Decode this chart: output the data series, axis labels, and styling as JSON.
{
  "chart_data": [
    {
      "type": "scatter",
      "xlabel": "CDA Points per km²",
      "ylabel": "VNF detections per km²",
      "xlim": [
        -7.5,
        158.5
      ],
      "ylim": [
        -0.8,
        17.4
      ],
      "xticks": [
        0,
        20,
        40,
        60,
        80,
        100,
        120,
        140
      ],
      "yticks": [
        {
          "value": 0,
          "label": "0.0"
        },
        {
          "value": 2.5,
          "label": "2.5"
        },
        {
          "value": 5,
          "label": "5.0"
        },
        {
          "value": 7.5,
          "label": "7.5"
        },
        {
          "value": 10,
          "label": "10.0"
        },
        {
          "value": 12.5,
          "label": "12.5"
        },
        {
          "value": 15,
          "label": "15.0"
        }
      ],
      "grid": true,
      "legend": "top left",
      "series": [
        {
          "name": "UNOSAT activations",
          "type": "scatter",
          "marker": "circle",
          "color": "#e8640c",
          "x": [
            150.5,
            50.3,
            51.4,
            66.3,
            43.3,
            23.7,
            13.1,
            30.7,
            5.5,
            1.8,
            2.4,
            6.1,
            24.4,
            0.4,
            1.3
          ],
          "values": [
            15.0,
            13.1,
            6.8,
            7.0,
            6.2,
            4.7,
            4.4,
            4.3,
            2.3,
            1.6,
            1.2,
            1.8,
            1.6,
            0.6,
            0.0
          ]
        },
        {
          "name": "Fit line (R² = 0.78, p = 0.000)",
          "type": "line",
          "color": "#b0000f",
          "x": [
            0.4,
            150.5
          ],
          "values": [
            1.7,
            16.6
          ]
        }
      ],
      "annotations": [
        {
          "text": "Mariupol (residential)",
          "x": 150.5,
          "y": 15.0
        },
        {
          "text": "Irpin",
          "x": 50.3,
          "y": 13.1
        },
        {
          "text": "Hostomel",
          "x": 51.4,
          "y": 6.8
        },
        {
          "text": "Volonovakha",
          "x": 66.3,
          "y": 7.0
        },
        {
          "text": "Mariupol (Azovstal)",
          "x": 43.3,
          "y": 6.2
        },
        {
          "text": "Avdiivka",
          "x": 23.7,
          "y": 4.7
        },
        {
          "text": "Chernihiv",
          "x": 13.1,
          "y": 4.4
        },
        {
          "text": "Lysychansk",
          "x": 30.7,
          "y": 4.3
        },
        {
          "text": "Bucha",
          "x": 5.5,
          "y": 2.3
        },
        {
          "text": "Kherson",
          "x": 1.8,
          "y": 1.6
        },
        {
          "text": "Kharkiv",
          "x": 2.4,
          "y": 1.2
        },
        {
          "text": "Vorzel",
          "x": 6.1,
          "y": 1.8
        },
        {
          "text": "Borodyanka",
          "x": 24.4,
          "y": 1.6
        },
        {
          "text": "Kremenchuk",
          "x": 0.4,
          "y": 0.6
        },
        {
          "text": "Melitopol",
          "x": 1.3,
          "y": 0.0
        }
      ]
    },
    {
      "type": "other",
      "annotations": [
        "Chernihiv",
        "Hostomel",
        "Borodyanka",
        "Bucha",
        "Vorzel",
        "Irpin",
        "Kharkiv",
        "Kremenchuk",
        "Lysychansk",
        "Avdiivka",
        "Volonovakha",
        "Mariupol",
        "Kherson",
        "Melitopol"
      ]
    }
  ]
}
######
**Task brief**
Working from the material above, retype it in its entirety without change.

**Task response**
Decode this chart: output the data series, axis labels, and styling as JSON.
{
  "chart_data": [
    {
      "type": "scatter",
      "xlabel": "CDA Points per km²",
      "ylabel": "VNF detections per km²",
      "xlim": [
        -7.5,
        158.5
      ],
      "ylim": [
        -0.8,
        17.4
      ],
      "xticks": [
        0,
        20,
        40,
        60,
        80,
        100,
        120,
        140
      ],
      "yticks": [
        {
          "value": 0,
          "label": "0.0"
        },
        {
          "value": 2.5,
          "label": "2.5"
        },
        {
          "value": 5,
          "label": "5.0"
        },
        {
          "value": 7.5,
          "label": "7.5"
        },
        {
          "value": 10,
          "label": "10.0"
        },
        {
          "value": 12.5,
          "label": "12.5"
        },
        {
          "value": 15,
          "label": "15.0"
        }
      ],
      "grid": true,
      "legend": "top left",
      "series": [
        {
          "name": "UNOSAT activations",
          "type": "scatter",
          "marker": "circle",
          "color": "#e8640c",
          "x": [
            150.5,
            50.3,
            51.4,
            66.3,
            43.3,
            23.7,
            13.1,
            30.7,
            5.5,
            1.8,
            2.4,
            6.1,
            24.4,
            0.4,
            1.3
          ],
          "values": [
            15.0,
            13.1,
            6.8,
            7.0,
            6.2,
            4.7,
            4.4,
            4.3,
            2.3,
            1.6,
            1.2,
            1.8,
            1.6,
            0.6,
            0.0
          ]
        },
        {
          "name": "Fit line (R² = 0.78, p = 0.000)",
          "type": "line",
          "color": "#b0000f",
          "x": [
            0.4,
            150.5
          ],
          "values": [
            1.7,
            16.6
          ]
        }
      ],
      "annotations": [
        {
          "text": "Mariupol (residential)",
          "x": 150.5,
          "y": 15.0
        },
        {
          "text": "Irpin",
          "x": 50.3,
          "y": 13.1
        },
        {
          "text": "Hostomel",
          "x": 51.4,
          "y": 6.8
        },
        {
          "text": "Volonovakha",
          "x": 66.3,
          "y": 7.0
        },
        {
          "text": "Mariupol (Azovstal)",
          "x": 43.3,
          "y": 6.2
        },
        {
          "text": "Avdiivka",
          "x": 23.7,
          "y": 4.7
        },
        {
          "text": "Chernihiv",
          "x": 13.1,
          "y": 4.4
        },
        {
          "text": "Lysychansk",
          "x": 30.7,
          "y": 4.3
        },
        {
          "text": "Bucha",
          "x": 5.5,
          "y": 2.3
        },
        {
          "text": "Kherson",
          "x": 1.8,
          "y": 1.6
        },
        {
          "text": "Kharkiv",
          "x": 2.4,
          "y": 1.2
        },
        {
          "text": "Vorzel",
          "x": 6.1,
          "y": 1.8
        },
        {
          "text": "Borodyanka",
          "x": 24.4,
          "y": 1.6
        },
        {
          "text": "Kremenchuk",
          "x": 0.4,
          "y": 0.6
        },
        {
          "text": "Melitopol",
          "x": 1.3,
          "y": 0.0
        }
      ]
    },
    {
      "type": "other",
      "annotations": [
        "Chernihiv",
        "Hostomel",
        "Borodyanka",
        "Bucha",
        "Vorzel",
        "Irpin",
        "Kharkiv",
        "Kremenchuk",
        "Lysychansk",
        "Avdiivka",
        "Volonovakha",
        "Mariupol",
        "Kherson",
        "Melitopol"
      ]
    }
  ]
}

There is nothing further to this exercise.